• _EXERCISE BRIEF_
Copy each line below without leaving any out.

## start LISTED RECORDS

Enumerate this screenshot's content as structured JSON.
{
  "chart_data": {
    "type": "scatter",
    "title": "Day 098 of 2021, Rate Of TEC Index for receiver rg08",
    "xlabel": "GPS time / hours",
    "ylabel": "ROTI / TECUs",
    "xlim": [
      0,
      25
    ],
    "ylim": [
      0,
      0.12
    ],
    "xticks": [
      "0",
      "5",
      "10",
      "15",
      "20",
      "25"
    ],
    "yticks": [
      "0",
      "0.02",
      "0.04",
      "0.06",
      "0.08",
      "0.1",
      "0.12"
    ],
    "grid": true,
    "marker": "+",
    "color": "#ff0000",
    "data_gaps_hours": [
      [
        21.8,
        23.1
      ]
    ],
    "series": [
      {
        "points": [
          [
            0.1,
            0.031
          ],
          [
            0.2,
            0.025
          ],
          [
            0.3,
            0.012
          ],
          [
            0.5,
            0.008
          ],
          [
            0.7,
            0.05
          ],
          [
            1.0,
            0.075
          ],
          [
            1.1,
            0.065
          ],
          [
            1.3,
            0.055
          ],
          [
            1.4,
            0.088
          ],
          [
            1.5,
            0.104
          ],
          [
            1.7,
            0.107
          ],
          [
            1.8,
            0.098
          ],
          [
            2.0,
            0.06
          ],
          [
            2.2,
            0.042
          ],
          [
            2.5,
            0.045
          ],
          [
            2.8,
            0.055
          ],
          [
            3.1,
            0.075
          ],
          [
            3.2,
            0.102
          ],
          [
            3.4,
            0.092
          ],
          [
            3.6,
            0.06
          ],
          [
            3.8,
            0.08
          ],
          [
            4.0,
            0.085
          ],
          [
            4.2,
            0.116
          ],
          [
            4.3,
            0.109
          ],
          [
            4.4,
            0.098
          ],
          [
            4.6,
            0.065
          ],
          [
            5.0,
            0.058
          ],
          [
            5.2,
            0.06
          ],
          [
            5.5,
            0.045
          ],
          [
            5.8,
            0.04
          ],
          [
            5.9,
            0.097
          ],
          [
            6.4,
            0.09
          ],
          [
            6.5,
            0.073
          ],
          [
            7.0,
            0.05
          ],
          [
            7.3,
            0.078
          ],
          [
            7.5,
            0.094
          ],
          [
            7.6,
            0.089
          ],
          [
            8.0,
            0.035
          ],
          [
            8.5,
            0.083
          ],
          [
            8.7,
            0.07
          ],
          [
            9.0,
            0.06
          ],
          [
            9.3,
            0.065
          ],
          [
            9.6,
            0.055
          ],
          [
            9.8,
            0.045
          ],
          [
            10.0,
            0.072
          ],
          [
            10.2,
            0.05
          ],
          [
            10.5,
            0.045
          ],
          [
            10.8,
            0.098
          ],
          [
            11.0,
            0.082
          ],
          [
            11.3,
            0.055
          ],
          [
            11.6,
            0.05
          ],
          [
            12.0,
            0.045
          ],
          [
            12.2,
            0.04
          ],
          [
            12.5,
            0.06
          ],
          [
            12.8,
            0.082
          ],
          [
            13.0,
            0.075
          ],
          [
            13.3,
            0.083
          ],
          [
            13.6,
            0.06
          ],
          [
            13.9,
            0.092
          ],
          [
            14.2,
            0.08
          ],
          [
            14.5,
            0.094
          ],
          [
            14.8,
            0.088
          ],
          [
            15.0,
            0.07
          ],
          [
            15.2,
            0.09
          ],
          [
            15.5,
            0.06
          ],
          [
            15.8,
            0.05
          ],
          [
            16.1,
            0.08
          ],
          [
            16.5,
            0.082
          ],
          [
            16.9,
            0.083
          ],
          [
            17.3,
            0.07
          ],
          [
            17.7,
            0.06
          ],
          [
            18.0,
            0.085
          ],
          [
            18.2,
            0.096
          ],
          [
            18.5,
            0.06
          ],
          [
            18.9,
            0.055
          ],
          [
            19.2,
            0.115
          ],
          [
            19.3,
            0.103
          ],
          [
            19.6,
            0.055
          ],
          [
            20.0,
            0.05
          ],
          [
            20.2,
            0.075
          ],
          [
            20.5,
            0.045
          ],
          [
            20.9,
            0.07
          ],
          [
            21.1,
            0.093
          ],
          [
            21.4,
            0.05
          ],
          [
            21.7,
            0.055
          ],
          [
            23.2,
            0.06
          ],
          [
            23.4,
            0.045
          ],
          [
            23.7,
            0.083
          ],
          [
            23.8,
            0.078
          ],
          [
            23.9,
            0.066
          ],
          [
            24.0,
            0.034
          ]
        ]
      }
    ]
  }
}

## end LISTED RECORDS

• _RESULT BELOW_
Enumerate this screenshot's content as structured JSON.
{
  "chart_data": {
    "type": "scatter",
    "title": "Day 098 of 2021, Rate Of TEC Index for receiver rg08",
    "xlabel": "GPS time / hours",
    "ylabel": "ROTI / TECUs",
    "xlim": [
      0,
      25
    ],
    "ylim": [
      0,
      0.12
    ],
    "xticks": [
      "0",
      "5",
      "10",
      "15",
      "20",
      "25"
    ],
    "yticks": [
      "0",
      "0.02",
      "0.04",
      "0.06",
      "0.08",
      "0.1",
      "0.12"
    ],
    "grid": true,
    "marker": "+",
    "color": "#ff0000",
    "data_gaps_hours": [
      [
        21.8,
        23.1
      ]
    ],
    "series": [
      {
        "points": [
          [
            0.1,
            0.031
          ],
          [
            0.2,
            0.025
          ],
          [
            0.3,
            0.012
          ],
          [
            0.5,
            0.008
          ],
          [
            0.7,
            0.05
          ],
          [
            1.0,
            0.075
          ],
          [
            1.1,
            0.065
          ],
          [
            1.3,
            0.055
          ],
          [
            1.4,
            0.088
          ],
          [
            1.5,
            0.104
          ],
          [
            1.7,
            0.107
          ],
          [
            1.8,
            0.098
          ],
          [
            2.0,
            0.06
          ],
          [
            2.2,
            0.042
          ],
          [
            2.5,
            0.045
          ],
          [
            2.8,
            0.055
          ],
          [
            3.1,
            0.075
          ],
          [
            3.2,
            0.102
          ],
          [
            3.4,
            0.092
          ],
          [
            3.6,
            0.06
          ],
          [
            3.8,
            0.08
          ],
          [
            4.0,
            0.085
          ],
          [
            4.2,
            0.116
          ],
          [
            4.3,
            0.109
          ],
          [
            4.4,
            0.098
          ],
          [
            4.6,
            0.065
          ],
          [
            5.0,
            0.058
          ],
          [
            5.2,
            0.06
          ],
          [
            5.5,
            0.045
          ],
          [
            5.8,
            0.04
          ],
          [
            5.9,
            0.097
          ],
          [
            6.4,
            0.09
          ],
          [
            6.5,
            0.073
          ],
          [
            7.0,
            0.05
          ],
          [
            7.3,
            0.078
          ],
          [
            7.5,
            0.094
          ],
          [
            7.6,
            0.089
          ],
          [
            8.0,
            0.035
          ],
          [
            8.5,
            0.083
          ],
          [
            8.7,
            0.07
          ],
          [
            9.0,
            0.06
          ],
          [
            9.3,
            0.065
          ],
          [
            9.6,
            0.055
          ],
          [
            9.8,
            0.045
          ],
          [
            10.0,
            0.072
          ],
          [
            10.2,
            0.05
          ],
          [
            10.5,
            0.045
          ],
          [
            10.8,
            0.098
          ],
          [
            11.0,
            0.082
          ],
          [
            11.3,
            0.055
          ],
          [
            11.6,
            0.05
          ],
          [
            12.0,
            0.045
          ],
          [
            12.2,
            0.04
          ],
          [
            12.5,
            0.06
          ],
          [
            12.8,
            0.082
          ],
          [
            13.0,
            0.075
          ],
          [
            13.3,
            0.083
          ],
          [
            13.6,
            0.06
          ],
          [
            13.9,
            0.092
          ],
          [
            14.2,
            0.08
          ],
          [
            14.5,
            0.094
          ],
          [
            14.8,
            0.088
          ],
          [
            15.0,
            0.07
          ],
          [
            15.2,
            0.09
          ],
          [
            15.5,
            0.06
          ],
          [
            15.8,
            0.05
          ],
          [
            16.1,
            0.08
          ],
          [
            16.5,
            0.082
          ],
          [
            16.9,
            0.083
          ],
          [
            17.3,
            0.07
          ],
          [
            17.7,
            0.06
          ],
          [
            18.0,
            0.085
          ],
          [
            18.2,
            0.096
          ],
          [
            18.5,
            0.06
          ],
          [
            18.9,
            0.055
          ],
          [
            19.2,
            0.115
          ],
          [
            19.3,
            0.103
          ],
          [
            19.6,
            0.055
          ],
          [
            20.0,
            0.05
          ],
          [
            20.2,
            0.075
          ],
          [
            20.5,
            0.045
          ],
          [
            20.9,
            0.07
          ],
          [
            21.1,
            0.093
          ],
          [
            21.4,
            0.05
          ],
          [
            21.7,
            0.055
          ],
          [
            23.2,
            0.06
          ],
          [
            23.4,
            0.045
          ],
          [
            23.7,
            0.083
          ],
          [
            23.8,
            0.078
          ],
          [
            23.9,
            0.066
          ],
          [
            24.0,
            0.034
          ]
        ]
      }
    ]
  }
}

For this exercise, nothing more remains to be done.